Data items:
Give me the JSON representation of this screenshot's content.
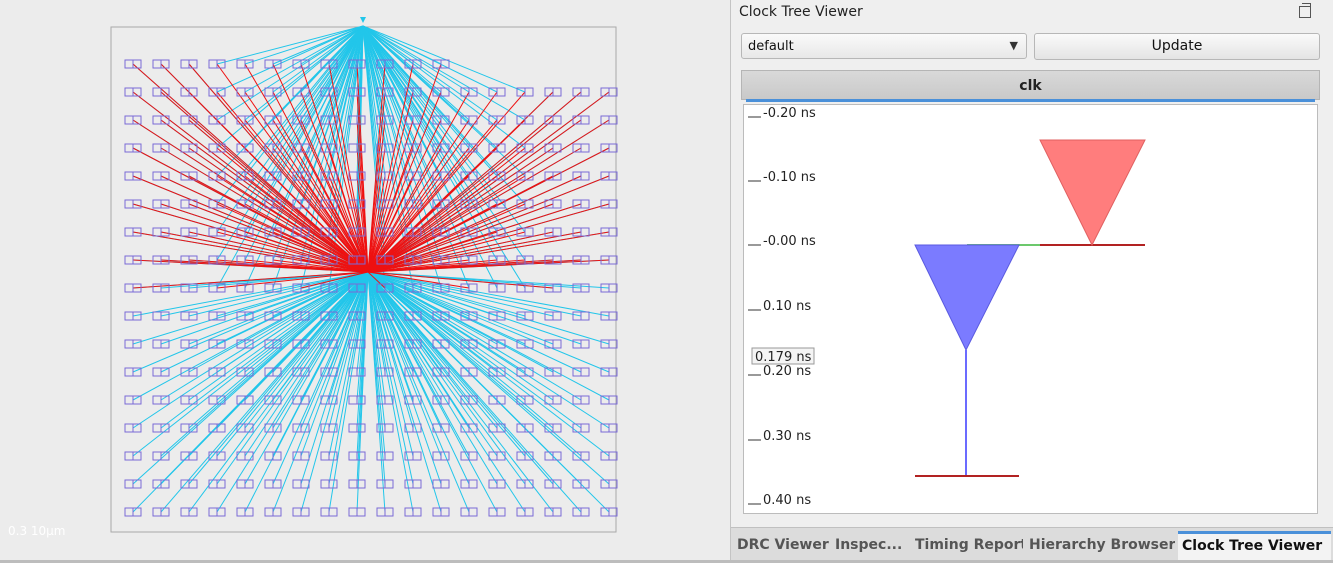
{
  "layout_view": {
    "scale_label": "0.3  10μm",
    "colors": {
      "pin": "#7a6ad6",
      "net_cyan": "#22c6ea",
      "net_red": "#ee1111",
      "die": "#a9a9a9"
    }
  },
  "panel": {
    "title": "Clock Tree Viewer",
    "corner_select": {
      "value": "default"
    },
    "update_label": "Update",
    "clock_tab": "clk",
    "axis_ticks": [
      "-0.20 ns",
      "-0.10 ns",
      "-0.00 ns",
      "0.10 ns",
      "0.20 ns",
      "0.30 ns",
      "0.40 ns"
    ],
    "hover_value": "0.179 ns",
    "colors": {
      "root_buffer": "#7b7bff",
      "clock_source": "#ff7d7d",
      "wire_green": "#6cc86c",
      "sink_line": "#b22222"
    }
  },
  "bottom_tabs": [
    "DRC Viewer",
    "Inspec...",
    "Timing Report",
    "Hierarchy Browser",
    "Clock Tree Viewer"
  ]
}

EXERCISE DETAILS: All lines holding the word "Viewer" should be picked out and copied.

SOLUTION TO THIS EXERCISE:
    "title": "Clock Tree Viewer",
    "DRC Viewer",
    "Clock Tree Viewer"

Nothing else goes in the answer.